Goal » Scan the data below. Pull out each line where "style" occurs.

Record set »
>>

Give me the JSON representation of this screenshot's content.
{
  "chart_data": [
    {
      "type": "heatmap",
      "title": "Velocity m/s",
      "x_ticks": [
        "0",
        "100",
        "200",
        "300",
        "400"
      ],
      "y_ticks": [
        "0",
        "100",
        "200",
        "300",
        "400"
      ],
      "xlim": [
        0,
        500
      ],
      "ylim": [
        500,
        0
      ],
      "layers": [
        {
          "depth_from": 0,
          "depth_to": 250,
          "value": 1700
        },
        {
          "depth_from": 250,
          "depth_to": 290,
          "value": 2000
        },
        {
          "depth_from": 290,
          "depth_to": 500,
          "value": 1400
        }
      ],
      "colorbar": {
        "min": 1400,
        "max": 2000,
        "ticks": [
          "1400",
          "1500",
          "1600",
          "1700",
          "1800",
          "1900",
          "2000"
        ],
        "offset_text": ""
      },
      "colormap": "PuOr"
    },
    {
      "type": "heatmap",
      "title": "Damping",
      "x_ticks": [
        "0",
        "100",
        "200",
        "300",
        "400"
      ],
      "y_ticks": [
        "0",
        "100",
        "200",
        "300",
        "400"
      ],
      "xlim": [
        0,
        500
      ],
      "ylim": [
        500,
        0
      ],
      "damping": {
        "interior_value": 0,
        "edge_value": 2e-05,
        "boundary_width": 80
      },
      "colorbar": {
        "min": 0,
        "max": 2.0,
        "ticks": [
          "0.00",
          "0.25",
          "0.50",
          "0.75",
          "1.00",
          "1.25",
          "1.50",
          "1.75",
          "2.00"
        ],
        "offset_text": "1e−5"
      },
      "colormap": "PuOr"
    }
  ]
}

<<
>>

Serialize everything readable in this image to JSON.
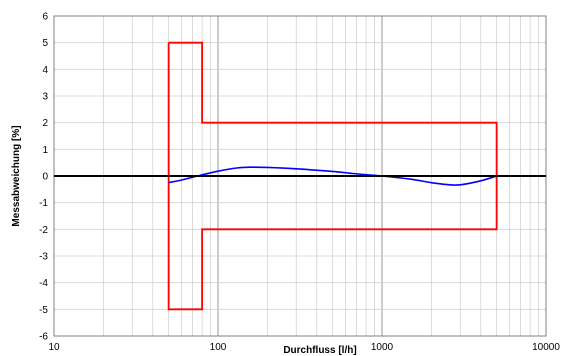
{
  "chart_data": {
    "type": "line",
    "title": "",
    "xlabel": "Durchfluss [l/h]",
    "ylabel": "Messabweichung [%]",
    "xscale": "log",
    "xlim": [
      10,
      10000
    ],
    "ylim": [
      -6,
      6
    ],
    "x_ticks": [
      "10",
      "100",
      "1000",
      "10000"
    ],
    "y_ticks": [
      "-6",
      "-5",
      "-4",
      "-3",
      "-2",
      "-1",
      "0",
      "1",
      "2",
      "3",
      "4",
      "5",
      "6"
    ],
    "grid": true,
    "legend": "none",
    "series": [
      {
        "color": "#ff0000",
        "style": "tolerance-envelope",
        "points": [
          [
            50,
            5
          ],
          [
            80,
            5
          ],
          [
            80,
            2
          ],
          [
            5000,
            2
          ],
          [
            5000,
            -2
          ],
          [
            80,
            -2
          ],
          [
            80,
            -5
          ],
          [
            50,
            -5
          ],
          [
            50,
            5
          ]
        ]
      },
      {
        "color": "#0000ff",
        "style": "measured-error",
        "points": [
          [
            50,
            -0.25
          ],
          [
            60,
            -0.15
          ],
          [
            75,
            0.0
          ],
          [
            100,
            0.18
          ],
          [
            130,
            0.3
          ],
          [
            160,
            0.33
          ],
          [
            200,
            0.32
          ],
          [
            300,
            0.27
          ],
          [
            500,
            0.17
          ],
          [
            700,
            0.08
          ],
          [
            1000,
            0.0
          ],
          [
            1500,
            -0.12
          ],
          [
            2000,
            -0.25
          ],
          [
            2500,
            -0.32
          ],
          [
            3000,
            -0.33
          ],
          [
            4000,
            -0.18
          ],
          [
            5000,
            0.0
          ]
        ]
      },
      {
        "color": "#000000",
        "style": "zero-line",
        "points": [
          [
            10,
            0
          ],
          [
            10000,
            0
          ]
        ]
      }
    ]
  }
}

<<
>>

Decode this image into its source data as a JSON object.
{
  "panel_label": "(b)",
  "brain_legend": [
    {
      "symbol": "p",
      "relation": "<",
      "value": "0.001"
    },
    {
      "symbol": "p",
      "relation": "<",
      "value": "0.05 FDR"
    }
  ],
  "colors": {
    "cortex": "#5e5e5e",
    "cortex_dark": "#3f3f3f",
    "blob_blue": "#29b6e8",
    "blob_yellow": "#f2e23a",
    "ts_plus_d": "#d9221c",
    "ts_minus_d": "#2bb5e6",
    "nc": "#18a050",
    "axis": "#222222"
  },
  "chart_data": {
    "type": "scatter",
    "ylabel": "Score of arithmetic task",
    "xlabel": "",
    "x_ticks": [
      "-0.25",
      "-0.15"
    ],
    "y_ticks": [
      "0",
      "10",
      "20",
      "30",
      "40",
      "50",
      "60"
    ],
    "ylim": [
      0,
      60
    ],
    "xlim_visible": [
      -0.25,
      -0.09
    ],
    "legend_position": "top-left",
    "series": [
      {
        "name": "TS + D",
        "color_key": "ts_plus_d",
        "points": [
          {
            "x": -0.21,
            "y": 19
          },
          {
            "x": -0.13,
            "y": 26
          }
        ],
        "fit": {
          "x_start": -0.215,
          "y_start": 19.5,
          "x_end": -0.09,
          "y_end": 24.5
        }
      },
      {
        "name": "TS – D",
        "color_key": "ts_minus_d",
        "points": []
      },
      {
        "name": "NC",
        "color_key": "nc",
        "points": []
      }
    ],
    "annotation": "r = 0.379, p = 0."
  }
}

<<

Written solution »
        "style": "tolerance-envelope",
        "style": "measured-error",
        "style": "zero-line",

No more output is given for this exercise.